→ **WHAT IS EXPECTED**
Take every line that has the string "intro" and copy it out.

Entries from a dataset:
----
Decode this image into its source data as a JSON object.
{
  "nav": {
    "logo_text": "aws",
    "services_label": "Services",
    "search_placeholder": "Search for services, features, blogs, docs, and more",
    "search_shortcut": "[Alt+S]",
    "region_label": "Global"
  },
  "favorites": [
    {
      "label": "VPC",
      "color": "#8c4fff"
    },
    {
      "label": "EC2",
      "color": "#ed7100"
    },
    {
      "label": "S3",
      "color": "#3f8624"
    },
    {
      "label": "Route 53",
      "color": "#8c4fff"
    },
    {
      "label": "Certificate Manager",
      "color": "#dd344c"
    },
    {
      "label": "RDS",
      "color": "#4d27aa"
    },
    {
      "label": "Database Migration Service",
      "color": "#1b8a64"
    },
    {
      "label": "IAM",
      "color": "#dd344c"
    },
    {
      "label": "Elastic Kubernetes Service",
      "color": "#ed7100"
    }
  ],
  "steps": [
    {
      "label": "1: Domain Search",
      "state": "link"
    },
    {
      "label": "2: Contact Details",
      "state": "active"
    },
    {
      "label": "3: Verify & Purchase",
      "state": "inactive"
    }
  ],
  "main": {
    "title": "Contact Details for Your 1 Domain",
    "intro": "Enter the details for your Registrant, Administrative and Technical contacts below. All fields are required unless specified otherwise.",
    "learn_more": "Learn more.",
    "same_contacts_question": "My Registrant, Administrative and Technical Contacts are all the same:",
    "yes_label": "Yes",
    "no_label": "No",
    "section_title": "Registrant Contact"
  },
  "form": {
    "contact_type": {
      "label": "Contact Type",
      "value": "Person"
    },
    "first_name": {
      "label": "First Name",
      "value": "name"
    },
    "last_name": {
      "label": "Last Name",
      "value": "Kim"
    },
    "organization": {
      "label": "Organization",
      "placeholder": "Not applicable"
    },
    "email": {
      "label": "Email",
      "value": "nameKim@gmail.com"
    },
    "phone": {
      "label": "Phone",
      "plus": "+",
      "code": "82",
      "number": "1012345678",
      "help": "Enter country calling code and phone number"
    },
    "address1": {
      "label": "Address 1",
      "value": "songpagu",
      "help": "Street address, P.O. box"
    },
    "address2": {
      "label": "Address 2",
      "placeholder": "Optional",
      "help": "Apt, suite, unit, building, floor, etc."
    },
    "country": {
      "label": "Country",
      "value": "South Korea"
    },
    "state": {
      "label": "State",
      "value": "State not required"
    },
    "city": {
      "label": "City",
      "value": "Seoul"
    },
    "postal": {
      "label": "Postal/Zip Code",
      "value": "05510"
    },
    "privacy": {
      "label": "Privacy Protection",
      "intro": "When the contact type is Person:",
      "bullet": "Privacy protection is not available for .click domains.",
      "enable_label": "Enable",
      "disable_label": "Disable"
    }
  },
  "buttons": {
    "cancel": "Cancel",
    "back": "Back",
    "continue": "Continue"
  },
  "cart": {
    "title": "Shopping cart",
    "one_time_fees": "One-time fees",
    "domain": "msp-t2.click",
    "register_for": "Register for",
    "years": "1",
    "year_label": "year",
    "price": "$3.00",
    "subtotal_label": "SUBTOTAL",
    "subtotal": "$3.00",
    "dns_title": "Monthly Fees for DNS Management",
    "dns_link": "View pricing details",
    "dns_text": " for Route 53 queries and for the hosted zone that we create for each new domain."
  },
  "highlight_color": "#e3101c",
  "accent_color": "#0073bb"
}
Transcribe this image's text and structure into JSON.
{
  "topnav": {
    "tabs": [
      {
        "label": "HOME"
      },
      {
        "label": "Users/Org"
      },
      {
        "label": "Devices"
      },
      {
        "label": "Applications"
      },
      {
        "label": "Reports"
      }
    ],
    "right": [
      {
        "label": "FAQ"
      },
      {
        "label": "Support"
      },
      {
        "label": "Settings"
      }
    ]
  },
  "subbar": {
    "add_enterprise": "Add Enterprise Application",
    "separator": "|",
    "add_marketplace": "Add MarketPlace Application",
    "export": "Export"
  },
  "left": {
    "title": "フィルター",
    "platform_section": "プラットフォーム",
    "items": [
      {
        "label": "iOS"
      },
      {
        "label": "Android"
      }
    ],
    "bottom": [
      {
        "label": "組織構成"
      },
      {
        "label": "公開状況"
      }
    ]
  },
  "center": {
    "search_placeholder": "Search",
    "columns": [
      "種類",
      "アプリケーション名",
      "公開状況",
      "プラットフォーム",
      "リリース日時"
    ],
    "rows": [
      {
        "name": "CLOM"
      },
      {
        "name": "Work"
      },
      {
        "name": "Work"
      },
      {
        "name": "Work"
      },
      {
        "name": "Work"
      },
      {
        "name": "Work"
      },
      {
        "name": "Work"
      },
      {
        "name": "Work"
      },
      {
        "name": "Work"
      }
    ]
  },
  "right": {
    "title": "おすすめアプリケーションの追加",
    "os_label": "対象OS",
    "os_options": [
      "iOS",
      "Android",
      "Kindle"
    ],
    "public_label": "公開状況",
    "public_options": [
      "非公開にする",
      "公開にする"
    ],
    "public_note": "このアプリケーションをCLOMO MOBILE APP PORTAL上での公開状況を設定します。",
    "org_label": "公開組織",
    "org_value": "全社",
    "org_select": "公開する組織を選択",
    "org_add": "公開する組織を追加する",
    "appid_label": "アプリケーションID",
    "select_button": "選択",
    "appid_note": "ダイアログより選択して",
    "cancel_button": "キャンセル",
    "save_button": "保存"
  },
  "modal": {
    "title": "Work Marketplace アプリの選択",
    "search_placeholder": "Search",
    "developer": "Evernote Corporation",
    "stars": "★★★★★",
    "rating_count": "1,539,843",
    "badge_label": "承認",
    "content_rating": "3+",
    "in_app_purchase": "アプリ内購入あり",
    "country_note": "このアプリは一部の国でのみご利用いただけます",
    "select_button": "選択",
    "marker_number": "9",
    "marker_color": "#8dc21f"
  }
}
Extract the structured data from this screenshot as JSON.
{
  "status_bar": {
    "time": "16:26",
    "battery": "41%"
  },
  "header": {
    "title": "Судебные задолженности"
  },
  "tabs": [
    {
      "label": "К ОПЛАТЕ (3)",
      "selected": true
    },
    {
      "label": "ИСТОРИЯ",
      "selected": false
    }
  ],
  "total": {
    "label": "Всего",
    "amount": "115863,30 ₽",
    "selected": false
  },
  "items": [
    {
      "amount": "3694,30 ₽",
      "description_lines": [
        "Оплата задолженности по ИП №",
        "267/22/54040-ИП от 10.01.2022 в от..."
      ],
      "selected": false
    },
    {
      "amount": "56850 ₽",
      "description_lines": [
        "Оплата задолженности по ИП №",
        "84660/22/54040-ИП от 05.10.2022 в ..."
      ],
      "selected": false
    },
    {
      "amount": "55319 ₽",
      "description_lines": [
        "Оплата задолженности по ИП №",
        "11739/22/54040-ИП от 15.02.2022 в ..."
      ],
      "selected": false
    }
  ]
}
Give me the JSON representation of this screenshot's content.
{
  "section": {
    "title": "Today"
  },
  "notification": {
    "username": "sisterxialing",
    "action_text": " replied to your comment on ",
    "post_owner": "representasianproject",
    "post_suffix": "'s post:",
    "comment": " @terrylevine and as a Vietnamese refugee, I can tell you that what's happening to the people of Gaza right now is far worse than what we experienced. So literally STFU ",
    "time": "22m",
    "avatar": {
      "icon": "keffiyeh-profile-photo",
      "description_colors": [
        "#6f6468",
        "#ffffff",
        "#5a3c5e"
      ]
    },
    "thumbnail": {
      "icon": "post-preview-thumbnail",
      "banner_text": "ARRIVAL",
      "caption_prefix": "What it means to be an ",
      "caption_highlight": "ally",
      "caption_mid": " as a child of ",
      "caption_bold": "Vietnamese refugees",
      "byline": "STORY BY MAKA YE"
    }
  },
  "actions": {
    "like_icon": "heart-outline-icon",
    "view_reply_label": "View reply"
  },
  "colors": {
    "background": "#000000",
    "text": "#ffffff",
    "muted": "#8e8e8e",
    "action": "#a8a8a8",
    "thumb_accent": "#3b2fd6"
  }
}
----
→ **COMPLETE RESPONSE**
    "intro": "Enter the details for your Registrant, Administrative and Technical contacts below. All fields are required unless specified otherwise.",
      "intro": "When the contact type is Person:",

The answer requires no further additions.